What the task requires -> Every entry needs to be reproduced exactly.

☆ ☆ ☆ ☆ ☆ ☆ ☆

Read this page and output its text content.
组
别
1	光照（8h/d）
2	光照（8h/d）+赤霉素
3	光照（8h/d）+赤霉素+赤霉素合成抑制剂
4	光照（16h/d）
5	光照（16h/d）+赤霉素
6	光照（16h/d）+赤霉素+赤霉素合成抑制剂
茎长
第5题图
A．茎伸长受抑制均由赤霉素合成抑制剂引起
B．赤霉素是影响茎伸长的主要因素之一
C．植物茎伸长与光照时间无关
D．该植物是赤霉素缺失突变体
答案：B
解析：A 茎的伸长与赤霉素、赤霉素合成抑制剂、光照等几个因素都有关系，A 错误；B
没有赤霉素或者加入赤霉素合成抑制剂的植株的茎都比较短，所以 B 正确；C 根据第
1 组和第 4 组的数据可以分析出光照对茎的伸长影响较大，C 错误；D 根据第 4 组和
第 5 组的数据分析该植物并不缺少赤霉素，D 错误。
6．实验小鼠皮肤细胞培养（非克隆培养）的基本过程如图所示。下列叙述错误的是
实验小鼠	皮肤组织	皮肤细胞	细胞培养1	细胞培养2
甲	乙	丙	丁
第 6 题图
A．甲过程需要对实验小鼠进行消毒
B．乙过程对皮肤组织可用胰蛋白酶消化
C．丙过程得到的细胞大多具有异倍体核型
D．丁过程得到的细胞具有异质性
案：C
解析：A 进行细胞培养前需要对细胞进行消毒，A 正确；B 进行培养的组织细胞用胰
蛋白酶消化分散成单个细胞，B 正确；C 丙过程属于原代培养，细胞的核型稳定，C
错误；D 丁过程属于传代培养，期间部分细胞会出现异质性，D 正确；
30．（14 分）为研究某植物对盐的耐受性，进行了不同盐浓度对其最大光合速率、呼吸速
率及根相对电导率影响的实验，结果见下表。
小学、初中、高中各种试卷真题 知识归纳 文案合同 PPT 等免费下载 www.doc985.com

☆ ☆ ☆ ☆ ☆ ☆ ☆

Solution ->
Read this page and output its text content.
组
别
1	光照（8h/d）
2	光照（8h/d）+赤霉素
3	光照（8h/d）+赤霉素+赤霉素合成抑制剂
4	光照（16h/d）
5	光照（16h/d）+赤霉素
6	光照（16h/d）+赤霉素+赤霉素合成抑制剂
茎长
第5题图
A．茎伸长受抑制均由赤霉素合成抑制剂引起
B．赤霉素是影响茎伸长的主要因素之一
C．植物茎伸长与光照时间无关
D．该植物是赤霉素缺失突变体
答案：B
解析：A 茎的伸长与赤霉素、赤霉素合成抑制剂、光照等几个因素都有关系，A 错误；B
没有赤霉素或者加入赤霉素合成抑制剂的植株的茎都比较短，所以 B 正确；C 根据第
1 组和第 4 组的数据可以分析出光照对茎的伸长影响较大，C 错误；D 根据第 4 组和
第 5 组的数据分析该植物并不缺少赤霉素，D 错误。
6．实验小鼠皮肤细胞培养（非克隆培养）的基本过程如图所示。下列叙述错误的是
实验小鼠	皮肤组织	皮肤细胞	细胞培养1	细胞培养2
甲	乙	丙	丁
第 6 题图
A．甲过程需要对实验小鼠进行消毒
B．乙过程对皮肤组织可用胰蛋白酶消化
C．丙过程得到的细胞大多具有异倍体核型
D．丁过程得到的细胞具有异质性
案：C
解析：A 进行细胞培养前需要对细胞进行消毒，A 正确；B 进行培养的组织细胞用胰
蛋白酶消化分散成单个细胞，B 正确；C 丙过程属于原代培养，细胞的核型稳定，C
错误；D 丁过程属于传代培养，期间部分细胞会出现异质性，D 正确；
30．（14 分）为研究某植物对盐的耐受性，进行了不同盐浓度对其最大光合速率、呼吸速
率及根相对电导率影响的实验，结果见下表。
小学、初中、高中各种试卷真题 知识归纳 文案合同 PPT 等免费下载 www.doc985.com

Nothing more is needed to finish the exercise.